Scan the data below. Pull out each line where "title" occurs.

======== Exercise input ========

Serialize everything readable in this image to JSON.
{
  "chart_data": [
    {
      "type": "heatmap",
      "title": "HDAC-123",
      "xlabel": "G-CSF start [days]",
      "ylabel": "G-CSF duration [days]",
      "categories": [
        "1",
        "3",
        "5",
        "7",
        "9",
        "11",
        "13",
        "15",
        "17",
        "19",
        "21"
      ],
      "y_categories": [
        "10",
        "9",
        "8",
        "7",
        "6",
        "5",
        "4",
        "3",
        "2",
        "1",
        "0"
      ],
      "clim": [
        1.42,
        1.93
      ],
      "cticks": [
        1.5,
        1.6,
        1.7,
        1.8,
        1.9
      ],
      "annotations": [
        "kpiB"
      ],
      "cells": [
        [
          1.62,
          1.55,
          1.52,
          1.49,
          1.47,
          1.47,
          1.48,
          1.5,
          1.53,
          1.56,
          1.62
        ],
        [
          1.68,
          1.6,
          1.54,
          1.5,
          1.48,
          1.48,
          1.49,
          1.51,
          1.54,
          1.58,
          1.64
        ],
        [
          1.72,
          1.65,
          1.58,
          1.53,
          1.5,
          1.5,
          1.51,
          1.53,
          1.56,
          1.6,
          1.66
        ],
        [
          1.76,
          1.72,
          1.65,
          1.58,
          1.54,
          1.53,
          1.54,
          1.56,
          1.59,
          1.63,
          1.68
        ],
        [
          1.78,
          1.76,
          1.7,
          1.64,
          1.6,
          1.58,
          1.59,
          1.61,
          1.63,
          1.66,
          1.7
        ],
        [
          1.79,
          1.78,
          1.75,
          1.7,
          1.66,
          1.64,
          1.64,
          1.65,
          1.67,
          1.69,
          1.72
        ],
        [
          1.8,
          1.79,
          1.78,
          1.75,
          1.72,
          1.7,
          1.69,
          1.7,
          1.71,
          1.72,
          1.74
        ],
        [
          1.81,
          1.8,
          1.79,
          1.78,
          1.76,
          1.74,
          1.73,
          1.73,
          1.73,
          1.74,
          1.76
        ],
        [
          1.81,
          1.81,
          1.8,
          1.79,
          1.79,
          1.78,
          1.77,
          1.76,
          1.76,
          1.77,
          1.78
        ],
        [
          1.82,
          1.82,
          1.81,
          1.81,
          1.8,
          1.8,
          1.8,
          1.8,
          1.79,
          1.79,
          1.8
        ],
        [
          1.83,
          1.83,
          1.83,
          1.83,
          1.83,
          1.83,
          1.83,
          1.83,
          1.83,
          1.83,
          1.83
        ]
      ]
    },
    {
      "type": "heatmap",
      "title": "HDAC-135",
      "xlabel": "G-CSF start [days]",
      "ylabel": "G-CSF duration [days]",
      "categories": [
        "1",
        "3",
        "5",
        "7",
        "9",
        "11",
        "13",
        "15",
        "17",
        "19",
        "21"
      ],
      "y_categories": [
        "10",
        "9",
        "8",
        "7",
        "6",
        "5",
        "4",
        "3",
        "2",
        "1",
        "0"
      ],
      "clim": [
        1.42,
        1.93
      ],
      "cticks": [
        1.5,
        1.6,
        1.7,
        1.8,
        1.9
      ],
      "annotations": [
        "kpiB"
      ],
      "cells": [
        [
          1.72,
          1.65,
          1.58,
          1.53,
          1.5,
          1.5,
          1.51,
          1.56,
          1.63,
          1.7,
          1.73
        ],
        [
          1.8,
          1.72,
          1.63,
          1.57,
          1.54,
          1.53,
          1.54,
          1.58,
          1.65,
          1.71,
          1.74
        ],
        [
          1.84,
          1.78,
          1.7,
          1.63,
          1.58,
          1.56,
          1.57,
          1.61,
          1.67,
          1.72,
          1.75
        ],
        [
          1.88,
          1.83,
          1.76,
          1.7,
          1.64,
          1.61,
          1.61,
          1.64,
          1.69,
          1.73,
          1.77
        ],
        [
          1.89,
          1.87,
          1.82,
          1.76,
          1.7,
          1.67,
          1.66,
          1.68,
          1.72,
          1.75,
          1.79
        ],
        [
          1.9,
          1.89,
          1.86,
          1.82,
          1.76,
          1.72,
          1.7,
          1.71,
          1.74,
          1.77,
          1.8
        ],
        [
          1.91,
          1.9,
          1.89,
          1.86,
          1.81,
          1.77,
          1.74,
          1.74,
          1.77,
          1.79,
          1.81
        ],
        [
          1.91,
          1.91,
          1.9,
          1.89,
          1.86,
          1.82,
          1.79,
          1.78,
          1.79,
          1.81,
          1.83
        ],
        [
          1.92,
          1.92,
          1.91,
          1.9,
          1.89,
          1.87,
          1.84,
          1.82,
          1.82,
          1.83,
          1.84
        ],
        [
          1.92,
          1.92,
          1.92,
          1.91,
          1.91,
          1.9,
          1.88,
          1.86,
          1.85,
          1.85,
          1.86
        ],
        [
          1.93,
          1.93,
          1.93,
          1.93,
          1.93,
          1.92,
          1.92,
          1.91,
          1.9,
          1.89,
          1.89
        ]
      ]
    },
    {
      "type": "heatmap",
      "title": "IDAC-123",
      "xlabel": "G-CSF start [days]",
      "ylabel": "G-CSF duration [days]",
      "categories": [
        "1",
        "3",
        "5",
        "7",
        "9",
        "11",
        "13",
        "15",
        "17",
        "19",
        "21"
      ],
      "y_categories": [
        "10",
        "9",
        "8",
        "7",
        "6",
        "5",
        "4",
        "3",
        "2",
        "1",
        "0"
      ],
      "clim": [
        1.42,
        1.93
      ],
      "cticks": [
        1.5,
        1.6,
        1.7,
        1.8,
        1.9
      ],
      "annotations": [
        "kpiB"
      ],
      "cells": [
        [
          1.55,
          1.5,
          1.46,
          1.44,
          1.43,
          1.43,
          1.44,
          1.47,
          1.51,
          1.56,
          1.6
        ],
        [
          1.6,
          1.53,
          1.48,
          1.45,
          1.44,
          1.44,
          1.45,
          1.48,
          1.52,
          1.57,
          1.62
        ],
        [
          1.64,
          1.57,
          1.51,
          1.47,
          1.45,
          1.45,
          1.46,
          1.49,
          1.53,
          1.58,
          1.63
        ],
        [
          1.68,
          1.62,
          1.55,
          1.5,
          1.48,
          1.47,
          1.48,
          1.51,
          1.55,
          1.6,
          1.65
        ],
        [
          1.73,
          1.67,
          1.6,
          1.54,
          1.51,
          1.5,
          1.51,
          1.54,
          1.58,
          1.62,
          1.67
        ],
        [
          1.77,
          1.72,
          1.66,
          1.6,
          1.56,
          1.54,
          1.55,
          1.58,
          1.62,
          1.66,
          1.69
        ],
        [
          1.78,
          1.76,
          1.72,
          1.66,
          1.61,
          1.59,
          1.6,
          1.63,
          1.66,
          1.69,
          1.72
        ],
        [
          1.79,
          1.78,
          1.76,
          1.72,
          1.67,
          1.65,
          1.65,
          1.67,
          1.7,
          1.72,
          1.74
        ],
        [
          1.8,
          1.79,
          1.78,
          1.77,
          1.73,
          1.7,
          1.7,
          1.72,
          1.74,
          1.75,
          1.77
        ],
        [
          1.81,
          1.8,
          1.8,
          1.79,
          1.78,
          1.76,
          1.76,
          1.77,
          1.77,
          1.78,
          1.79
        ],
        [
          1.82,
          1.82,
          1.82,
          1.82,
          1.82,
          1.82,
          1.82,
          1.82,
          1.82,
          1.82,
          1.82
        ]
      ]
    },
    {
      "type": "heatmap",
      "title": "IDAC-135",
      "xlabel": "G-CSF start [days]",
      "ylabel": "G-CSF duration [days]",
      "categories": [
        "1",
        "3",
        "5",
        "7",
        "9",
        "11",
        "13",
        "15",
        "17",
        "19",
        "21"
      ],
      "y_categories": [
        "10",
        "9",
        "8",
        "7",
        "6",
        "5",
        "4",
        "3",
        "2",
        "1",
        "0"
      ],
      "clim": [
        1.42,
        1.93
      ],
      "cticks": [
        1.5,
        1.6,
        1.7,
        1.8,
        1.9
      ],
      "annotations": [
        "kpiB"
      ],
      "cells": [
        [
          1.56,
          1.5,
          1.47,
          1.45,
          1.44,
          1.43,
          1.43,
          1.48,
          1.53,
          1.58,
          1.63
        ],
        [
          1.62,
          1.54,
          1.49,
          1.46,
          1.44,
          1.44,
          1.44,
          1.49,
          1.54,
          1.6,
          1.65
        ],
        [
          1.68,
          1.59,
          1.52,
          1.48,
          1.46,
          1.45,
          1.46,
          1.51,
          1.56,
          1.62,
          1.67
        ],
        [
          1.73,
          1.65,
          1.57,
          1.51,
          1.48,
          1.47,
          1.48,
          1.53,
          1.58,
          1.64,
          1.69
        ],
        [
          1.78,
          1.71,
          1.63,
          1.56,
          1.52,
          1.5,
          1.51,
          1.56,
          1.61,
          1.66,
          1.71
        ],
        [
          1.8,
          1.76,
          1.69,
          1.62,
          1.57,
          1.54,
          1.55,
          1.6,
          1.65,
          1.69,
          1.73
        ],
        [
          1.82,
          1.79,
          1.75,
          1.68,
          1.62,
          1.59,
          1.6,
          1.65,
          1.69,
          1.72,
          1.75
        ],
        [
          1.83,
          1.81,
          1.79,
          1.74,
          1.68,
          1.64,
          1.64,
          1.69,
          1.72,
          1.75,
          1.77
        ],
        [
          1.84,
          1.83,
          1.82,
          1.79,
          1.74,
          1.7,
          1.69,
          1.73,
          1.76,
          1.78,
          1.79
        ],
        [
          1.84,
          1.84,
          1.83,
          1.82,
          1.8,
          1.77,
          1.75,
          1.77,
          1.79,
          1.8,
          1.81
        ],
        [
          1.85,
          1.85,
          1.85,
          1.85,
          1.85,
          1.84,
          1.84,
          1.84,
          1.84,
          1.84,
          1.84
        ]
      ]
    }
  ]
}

========

Response below
      "title": "HDAC-123",
      "title": "HDAC-135",
      "title": "IDAC-123",
      "title": "IDAC-135",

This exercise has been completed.